Goal 1: In the grapevine thread, condense the paragraph beginning "Push the vinifera to 3 or 4 foot spacing" into a short bulleted list that keeps its main facts.
Goal 2: Please reproduce the grapevine thread word for word, everything from "I would emphasize" down to "should be fine.".

* start Quoted passage *

On their site, I can't tell what type their selling. Dormant roots? green potted? Something else?


----------



## VinesnBines (Apr 16, 2022)

Dormant 1 year vines. They don’t sell green potted.


----------



## ATX Red (Apr 16, 2022)

Oh, I think I’m too late in the season for dormant. I doubt they want to wake up to 85+F temps.


----------



## Rice_Guy (Apr 17, 2022)

I would emphasize water for the roots to get established. Year one is root growth, you can forget fertilizer and potting mix, they will encourage confined roots.


----------



## VinesnBines (Apr 17, 2022)

It is your choice about dormant vs potted. Yesterday I finished planting a small plot of 90 dormant vinifera. We are expecting temperatures in the 80s by mid week in zone 7. I'm not at all concerned about stress on the dormant vines. Wednesday, I'm getting delivery of 248 dormant vines to be planted in the larger vineyard in zone 6. 

I assume since you have researched the appropriate rootstock and clones for your area, you have checked on planting recommendations. NovaVine is reputable so you should be fine.

How many vines are you planting; which varieties?


----------



## ATX Red (Apr 17, 2022)

Actually, looking through Double A, it looks like they're completely out of 1103p rootstock, so it's not really an option anyway. It seems like it will be the best for my high PH, high lime soil. 

Desired varieties are a cross between the wife's favorites and ones that grow well in TX, so Tempranillo, Mourvedre, Syrah, and a few others. I only have about 40 vine capacity at 6-foot spacing.


----------



## VinesnBines (Apr 17, 2022)

Push the vinifera to 3 or 4 foot spacing. The trend is for 3 foot between vines and 4 foot between rows. If you can manage without much automation go for the close spacing. I went with the 3/4 spacing with the small, 90 vine vinifera. 

I do 6 feet between vines and 10 foot rows with my hybrids. Since I have 1.5 going to 1.75 acres of hybrids, I'm doing the wider spacing. My husband insisted on 10 foot rows; good thing, we both have hit trellis posts with the tractors even at 10 feet.

Early in the year, Double A had Temranillo with 1103 rootstock. I passed on them because I wanted 101-14 or 3309. My second choice was Syrah but they didn't have that; I went with Barbera for the red vinifera.


----------



## balatonwine (Apr 18, 2022)

* end Quoted passage *
* start Data entries *

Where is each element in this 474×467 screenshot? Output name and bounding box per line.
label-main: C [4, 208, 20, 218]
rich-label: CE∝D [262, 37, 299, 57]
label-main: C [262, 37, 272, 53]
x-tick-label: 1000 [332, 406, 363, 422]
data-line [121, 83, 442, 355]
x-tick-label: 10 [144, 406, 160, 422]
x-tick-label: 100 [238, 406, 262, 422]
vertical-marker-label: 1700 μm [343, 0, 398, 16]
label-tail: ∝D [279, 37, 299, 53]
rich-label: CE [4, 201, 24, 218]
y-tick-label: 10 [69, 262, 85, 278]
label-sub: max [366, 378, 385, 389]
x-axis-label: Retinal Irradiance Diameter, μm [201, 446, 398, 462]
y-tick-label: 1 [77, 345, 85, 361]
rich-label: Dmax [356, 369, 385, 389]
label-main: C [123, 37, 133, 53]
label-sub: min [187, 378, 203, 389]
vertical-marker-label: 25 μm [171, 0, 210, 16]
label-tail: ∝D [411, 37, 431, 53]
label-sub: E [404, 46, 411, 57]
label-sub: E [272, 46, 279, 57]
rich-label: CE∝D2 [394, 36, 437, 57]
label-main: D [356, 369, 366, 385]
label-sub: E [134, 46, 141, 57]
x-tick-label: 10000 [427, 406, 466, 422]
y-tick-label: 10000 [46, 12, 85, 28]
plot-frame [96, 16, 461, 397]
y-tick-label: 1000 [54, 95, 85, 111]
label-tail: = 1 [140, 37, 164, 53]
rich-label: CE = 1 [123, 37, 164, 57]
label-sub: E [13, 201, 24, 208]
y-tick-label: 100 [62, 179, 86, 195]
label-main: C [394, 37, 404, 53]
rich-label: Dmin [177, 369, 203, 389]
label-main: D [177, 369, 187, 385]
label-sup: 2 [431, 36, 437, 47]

* end Data entries *

Answer 1:
- Space vinifera vines 3 or 4 feet apart.
- The current trend is 3 feet between vines and 4 feet between rows.
- Go with the close spacing if you can manage without much automation.
- The writer used the 3/4 spacing for a small plot of 90 vinifera vines.

Answer 2:
I would emphasize water for the roots to get established. Year one is root growth, you can forget fertilizer and potting mix, they will encourage confined roots.


----------



## VinesnBines (Apr 17, 2022)

It is your choice about dormant vs potted. Yesterday I finished planting a small plot of 90 dormant vinifera. We are expecting temperatures in the 80s by mid week in zone 7. I'm not at all concerned about stress on the dormant vines. Wednesday, I'm getting delivery of 248 dormant vines to be planted in the larger vineyard in zone 6. 

I assume since you have researched the appropriate rootstock and clones for your area, you have checked on planting recommendations. NovaVine is reputable so you should be fine.